**Your objective**. Each line that follows is to be retyped exactly.

**Dataset records**.

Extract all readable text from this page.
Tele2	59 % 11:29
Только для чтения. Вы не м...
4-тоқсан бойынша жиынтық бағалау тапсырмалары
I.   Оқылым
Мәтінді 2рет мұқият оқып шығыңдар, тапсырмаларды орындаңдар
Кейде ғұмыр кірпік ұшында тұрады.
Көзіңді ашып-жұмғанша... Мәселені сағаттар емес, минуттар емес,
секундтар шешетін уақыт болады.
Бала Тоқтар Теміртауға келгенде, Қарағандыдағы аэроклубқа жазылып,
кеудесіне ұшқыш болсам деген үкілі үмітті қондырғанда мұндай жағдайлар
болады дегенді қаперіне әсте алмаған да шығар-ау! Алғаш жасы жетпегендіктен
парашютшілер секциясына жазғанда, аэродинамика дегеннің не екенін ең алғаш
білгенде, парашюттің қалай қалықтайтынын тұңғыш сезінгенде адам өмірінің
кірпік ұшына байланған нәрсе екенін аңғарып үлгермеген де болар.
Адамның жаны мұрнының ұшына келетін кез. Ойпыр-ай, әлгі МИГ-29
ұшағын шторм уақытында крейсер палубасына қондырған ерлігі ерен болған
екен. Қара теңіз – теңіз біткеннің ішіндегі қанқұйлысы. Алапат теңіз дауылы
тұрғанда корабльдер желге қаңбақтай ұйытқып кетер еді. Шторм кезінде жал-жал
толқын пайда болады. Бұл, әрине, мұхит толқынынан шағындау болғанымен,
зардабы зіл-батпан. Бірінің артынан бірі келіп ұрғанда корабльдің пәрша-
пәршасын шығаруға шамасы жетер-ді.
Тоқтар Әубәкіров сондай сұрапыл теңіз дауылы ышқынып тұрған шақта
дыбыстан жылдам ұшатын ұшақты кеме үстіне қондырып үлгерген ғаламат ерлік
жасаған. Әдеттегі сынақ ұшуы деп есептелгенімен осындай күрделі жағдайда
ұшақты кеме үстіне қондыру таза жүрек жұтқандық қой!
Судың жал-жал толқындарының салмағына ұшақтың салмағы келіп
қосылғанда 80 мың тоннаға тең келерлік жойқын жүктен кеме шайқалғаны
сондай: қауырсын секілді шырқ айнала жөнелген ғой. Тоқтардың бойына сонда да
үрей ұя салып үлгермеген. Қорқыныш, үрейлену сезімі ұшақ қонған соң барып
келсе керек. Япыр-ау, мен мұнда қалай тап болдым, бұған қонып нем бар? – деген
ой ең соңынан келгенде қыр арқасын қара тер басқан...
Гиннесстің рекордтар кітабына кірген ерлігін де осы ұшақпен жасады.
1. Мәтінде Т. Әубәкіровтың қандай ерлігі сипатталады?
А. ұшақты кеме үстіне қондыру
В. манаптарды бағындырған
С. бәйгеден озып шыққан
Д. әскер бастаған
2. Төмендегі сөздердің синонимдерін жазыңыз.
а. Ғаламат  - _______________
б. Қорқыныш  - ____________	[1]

**Response to this task**.
Extract all readable text from this page.
Tele2	59 % 11:29
Только для чтения. Вы не м...
4-тоқсан бойынша жиынтық бағалау тапсырмалары
I.   Оқылым
Мәтінді 2рет мұқият оқып шығыңдар, тапсырмаларды орындаңдар
Кейде ғұмыр кірпік ұшында тұрады.
Көзіңді ашып-жұмғанша... Мәселені сағаттар емес, минуттар емес,
секундтар шешетін уақыт болады.
Бала Тоқтар Теміртауға келгенде, Қарағандыдағы аэроклубқа жазылып,
кеудесіне ұшқыш болсам деген үкілі үмітті қондырғанда мұндай жағдайлар
болады дегенді қаперіне әсте алмаған да шығар-ау! Алғаш жасы жетпегендіктен
парашютшілер секциясына жазғанда, аэродинамика дегеннің не екенін ең алғаш
білгенде, парашюттің қалай қалықтайтынын тұңғыш сезінгенде адам өмірінің
кірпік ұшына байланған нәрсе екенін аңғарып үлгермеген де болар.
Адамның жаны мұрнының ұшына келетін кез. Ойпыр-ай, әлгі МИГ-29
ұшағын шторм уақытында крейсер палубасына қондырған ерлігі ерен болған
екен. Қара теңіз – теңіз біткеннің ішіндегі қанқұйлысы. Алапат теңіз дауылы
тұрғанда корабльдер желге қаңбақтай ұйытқып кетер еді. Шторм кезінде жал-жал
толқын пайда болады. Бұл, әрине, мұхит толқынынан шағындау болғанымен,
зардабы зіл-батпан. Бірінің артынан бірі келіп ұрғанда корабльдің пәрша-
пәршасын шығаруға шамасы жетер-ді.
Тоқтар Әубәкіров сондай сұрапыл теңіз дауылы ышқынып тұрған шақта
дыбыстан жылдам ұшатын ұшақты кеме үстіне қондырып үлгерген ғаламат ерлік
жасаған. Әдеттегі сынақ ұшуы деп есептелгенімен осындай күрделі жағдайда
ұшақты кеме үстіне қондыру таза жүрек жұтқандық қой!
Судың жал-жал толқындарының салмағына ұшақтың салмағы келіп
қосылғанда 80 мың тоннаға тең келерлік жойқын жүктен кеме шайқалғаны
сондай: қауырсын секілді шырқ айнала жөнелген ғой. Тоқтардың бойына сонда да
үрей ұя салып үлгермеген. Қорқыныш, үрейлену сезімі ұшақ қонған соң барып
келсе керек. Япыр-ау, мен мұнда қалай тап болдым, бұған қонып нем бар? – деген
ой ең соңынан келгенде қыр арқасын қара тер басқан...
Гиннесстің рекордтар кітабына кірген ерлігін де осы ұшақпен жасады.
1. Мәтінде Т. Әубәкіровтың қандай ерлігі сипатталады?
А. ұшақты кеме үстіне қондыру
В. манаптарды бағындырған
С. бәйгеден озып шыққан
Д. әскер бастаған
2. Төмендегі сөздердің синонимдерін жазыңыз.
а. Ғаламат  - _______________
б. Қорқыныш  - ____________	[1]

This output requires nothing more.